*Task description*.
Check every line of the entries below for the word "Demographic", and copy the ones that have it.

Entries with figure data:

>> Begin

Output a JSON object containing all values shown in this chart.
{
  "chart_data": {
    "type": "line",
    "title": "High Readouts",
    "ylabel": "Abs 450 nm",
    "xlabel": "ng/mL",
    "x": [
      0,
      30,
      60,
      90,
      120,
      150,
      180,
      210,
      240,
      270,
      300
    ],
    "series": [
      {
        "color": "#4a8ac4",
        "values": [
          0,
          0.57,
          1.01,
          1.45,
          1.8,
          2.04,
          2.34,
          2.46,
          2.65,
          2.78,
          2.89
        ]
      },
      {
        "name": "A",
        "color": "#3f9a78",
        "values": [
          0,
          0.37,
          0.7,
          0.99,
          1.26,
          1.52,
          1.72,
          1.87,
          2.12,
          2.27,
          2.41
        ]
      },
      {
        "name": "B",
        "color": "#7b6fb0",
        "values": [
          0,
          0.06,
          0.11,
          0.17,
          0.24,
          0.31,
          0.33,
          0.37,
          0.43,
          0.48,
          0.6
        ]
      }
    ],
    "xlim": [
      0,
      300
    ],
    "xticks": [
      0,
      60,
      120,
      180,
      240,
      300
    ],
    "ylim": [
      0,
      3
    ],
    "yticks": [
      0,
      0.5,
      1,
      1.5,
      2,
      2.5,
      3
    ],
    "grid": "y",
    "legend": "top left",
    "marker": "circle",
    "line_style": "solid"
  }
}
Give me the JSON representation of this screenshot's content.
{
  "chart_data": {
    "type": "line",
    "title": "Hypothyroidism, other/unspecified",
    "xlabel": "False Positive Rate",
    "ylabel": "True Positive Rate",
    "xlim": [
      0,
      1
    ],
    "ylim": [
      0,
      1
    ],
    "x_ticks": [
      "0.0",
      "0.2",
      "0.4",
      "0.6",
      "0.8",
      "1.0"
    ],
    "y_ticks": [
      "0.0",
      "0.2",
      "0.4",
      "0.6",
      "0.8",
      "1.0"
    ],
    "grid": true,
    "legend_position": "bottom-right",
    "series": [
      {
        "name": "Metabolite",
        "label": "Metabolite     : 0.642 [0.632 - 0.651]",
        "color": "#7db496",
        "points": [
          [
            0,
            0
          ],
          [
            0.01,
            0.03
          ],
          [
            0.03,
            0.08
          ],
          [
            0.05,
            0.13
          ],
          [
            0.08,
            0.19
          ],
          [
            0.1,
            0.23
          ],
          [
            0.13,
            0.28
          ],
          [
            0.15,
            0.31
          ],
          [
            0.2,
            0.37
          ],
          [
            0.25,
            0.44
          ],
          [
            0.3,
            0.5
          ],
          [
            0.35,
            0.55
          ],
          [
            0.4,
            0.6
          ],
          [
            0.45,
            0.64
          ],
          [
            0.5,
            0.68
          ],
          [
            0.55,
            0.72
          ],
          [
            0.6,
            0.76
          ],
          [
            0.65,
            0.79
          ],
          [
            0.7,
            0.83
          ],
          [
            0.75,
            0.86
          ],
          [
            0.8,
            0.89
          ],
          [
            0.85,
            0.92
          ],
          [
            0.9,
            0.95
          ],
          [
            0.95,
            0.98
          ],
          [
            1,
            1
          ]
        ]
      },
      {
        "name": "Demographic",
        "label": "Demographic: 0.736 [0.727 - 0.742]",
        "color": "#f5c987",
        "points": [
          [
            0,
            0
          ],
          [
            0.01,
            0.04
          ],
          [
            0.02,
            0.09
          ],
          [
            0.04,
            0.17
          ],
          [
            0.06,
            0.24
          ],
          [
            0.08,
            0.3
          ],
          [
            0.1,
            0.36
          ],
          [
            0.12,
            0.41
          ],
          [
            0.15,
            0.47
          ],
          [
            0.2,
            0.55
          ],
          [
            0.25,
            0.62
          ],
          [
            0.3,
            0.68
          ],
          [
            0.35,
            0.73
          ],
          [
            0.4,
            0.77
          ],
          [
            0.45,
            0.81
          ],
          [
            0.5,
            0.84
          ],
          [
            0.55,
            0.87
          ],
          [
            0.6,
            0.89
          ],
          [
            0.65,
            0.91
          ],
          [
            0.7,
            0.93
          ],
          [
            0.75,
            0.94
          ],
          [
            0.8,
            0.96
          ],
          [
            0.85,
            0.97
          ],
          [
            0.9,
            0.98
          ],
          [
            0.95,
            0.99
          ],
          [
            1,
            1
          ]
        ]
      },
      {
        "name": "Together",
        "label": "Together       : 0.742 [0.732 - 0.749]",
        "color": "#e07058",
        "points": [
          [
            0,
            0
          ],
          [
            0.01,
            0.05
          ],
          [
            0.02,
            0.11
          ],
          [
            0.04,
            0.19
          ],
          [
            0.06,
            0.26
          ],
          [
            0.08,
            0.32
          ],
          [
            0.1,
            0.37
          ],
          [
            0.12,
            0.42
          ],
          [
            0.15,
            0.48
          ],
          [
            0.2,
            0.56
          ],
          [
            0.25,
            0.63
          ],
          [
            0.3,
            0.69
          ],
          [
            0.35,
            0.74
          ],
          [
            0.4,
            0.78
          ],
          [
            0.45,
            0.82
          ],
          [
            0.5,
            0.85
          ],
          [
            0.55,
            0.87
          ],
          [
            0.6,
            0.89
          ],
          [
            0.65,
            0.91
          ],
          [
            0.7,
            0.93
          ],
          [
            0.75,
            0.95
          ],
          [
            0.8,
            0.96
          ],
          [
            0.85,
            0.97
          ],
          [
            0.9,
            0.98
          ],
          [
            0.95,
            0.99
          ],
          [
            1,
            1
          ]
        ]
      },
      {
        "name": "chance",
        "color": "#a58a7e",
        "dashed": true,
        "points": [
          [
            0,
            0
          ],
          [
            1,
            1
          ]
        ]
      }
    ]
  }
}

>> End

*Solution*.
        "name": "Demographic",
        "label": "Demographic: 0.736 [0.727 - 0.742]",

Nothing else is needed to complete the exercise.